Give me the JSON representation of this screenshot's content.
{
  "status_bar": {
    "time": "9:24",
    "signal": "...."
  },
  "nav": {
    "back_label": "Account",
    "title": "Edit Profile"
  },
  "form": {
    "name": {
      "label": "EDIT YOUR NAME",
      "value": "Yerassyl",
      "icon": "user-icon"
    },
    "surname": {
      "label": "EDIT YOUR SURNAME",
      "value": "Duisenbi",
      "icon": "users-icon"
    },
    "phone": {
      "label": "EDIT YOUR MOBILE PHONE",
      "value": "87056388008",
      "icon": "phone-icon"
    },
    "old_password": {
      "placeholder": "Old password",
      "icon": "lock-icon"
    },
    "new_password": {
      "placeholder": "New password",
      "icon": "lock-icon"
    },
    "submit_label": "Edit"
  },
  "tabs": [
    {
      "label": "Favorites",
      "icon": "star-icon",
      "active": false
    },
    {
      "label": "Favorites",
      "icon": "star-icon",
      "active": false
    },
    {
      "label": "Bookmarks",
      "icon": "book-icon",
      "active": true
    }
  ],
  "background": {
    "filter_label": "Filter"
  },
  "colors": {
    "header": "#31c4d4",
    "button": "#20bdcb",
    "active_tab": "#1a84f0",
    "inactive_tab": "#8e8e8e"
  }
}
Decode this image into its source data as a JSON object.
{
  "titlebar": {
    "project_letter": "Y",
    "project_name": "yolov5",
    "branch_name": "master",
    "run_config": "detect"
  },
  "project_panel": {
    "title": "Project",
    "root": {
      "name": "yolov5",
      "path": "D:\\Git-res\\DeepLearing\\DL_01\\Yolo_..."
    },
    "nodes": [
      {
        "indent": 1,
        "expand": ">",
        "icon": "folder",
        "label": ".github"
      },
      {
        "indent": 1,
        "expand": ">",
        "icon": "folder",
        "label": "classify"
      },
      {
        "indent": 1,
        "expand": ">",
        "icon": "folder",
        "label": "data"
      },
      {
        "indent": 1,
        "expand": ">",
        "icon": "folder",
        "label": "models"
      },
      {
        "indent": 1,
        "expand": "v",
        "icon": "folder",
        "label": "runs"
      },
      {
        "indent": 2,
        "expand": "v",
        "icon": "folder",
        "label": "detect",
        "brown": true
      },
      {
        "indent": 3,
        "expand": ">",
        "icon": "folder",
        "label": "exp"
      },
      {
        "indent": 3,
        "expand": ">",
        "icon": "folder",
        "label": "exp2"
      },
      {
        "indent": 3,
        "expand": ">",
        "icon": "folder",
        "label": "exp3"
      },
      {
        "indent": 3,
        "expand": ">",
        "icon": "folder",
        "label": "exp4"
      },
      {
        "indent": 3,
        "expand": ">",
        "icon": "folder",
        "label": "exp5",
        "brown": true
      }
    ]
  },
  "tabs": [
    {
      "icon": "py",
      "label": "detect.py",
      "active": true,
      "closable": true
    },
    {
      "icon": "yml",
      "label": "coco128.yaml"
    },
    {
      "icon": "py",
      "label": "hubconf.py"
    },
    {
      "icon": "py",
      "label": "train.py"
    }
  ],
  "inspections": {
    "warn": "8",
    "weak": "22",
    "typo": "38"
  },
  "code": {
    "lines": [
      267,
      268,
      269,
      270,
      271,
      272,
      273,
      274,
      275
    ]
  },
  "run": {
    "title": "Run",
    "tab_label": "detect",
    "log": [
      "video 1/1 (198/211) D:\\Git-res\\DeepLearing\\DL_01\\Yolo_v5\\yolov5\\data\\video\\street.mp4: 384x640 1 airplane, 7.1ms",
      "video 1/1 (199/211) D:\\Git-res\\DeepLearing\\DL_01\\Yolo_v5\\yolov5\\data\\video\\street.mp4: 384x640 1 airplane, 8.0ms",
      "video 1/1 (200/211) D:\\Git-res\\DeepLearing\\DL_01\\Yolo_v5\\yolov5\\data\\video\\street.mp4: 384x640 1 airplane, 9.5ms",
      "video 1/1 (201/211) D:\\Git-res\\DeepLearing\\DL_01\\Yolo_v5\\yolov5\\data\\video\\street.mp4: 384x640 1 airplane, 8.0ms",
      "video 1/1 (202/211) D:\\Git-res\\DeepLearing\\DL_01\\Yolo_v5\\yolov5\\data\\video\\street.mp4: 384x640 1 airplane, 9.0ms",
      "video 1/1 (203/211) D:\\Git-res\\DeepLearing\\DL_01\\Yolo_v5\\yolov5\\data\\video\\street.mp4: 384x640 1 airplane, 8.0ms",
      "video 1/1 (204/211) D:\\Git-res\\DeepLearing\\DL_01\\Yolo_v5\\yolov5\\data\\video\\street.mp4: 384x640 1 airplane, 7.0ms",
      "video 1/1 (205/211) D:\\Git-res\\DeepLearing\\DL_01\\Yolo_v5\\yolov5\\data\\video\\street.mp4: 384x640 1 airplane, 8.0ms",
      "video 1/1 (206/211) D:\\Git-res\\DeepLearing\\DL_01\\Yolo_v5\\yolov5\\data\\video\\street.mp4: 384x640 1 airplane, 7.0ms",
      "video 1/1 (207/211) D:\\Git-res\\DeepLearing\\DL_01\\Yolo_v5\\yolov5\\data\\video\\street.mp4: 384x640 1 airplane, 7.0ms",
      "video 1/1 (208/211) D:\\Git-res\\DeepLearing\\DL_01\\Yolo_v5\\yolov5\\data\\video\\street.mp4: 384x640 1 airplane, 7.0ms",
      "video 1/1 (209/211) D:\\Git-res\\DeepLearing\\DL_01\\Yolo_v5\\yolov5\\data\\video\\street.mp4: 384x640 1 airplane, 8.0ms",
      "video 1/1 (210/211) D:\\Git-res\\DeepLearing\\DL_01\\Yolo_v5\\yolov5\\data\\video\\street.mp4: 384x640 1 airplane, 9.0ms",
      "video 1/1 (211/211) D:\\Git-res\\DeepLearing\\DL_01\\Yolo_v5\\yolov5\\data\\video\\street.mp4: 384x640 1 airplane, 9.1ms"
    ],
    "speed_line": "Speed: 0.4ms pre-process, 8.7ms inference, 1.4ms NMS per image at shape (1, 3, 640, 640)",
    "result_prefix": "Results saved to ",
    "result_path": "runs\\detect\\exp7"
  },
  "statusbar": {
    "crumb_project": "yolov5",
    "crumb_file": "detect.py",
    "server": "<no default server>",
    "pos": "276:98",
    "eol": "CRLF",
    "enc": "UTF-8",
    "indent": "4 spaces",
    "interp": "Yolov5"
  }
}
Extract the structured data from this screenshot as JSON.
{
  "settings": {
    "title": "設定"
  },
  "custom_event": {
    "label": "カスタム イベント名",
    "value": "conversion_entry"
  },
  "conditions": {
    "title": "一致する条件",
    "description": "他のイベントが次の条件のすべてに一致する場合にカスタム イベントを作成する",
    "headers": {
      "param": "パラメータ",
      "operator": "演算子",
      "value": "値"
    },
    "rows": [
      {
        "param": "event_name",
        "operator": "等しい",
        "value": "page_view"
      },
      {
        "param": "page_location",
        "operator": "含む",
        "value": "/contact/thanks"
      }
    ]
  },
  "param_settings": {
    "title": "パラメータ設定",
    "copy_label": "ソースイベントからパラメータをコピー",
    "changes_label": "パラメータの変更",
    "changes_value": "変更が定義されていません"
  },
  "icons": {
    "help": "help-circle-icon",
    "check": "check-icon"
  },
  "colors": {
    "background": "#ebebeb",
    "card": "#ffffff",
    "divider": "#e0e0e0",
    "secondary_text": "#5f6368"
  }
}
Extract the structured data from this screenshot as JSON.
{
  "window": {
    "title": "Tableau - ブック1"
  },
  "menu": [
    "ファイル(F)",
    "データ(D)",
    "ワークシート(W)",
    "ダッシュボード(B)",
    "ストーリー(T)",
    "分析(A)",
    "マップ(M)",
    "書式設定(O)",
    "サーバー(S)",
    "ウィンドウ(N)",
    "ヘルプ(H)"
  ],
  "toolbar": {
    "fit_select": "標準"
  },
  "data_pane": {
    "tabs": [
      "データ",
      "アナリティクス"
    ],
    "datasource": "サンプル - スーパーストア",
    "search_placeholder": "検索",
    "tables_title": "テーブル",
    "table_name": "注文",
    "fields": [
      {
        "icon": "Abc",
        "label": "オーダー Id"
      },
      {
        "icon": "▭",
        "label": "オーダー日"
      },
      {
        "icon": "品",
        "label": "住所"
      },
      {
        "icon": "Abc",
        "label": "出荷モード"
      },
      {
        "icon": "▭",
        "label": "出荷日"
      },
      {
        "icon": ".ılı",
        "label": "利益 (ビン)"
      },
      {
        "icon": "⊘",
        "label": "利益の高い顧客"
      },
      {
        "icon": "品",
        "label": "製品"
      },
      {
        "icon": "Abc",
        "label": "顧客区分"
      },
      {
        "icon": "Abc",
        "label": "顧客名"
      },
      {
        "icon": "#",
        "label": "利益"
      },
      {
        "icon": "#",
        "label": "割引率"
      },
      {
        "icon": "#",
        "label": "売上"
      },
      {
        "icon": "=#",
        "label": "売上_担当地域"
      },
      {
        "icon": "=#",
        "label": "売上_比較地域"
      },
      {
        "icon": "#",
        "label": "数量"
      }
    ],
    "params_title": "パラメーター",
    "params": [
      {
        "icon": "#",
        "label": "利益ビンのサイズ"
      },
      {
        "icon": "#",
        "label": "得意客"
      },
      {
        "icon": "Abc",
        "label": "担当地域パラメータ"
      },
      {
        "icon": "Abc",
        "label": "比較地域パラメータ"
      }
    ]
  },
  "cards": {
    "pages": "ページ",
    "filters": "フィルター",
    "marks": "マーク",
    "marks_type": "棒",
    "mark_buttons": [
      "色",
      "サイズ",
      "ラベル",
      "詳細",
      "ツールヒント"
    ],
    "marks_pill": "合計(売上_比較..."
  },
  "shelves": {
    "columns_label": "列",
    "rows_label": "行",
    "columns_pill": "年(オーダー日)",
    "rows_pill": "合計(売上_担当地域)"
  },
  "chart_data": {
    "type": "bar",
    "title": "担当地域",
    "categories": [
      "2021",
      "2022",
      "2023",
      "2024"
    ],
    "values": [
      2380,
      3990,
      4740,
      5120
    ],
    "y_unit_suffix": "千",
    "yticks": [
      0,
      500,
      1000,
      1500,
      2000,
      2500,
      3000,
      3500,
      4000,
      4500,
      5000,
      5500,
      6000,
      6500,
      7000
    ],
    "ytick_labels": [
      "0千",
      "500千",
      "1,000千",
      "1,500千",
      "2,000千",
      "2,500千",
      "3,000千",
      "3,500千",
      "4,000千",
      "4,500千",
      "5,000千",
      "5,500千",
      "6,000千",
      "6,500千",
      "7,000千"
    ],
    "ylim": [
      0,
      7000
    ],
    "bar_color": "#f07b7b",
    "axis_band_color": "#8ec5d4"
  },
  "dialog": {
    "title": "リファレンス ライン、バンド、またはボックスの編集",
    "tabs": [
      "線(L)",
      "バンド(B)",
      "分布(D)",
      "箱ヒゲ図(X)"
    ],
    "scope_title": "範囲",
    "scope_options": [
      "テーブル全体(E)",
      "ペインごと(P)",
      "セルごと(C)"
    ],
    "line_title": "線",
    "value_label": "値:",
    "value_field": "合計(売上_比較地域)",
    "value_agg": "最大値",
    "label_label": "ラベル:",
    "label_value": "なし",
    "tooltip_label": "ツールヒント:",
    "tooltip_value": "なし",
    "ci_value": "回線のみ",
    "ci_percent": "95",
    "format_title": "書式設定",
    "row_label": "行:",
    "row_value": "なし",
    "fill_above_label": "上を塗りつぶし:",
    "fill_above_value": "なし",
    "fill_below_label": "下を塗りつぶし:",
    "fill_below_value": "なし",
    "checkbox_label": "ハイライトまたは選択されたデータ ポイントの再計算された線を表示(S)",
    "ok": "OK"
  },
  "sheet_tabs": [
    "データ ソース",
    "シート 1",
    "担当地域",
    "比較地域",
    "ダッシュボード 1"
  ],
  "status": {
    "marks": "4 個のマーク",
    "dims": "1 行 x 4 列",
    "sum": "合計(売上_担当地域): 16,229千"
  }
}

What is needed:
List each line in the listing that contains the string "operator".

Task output:
      "operator": "演算子",
        "operator": "等しい",
        "operator": "含む",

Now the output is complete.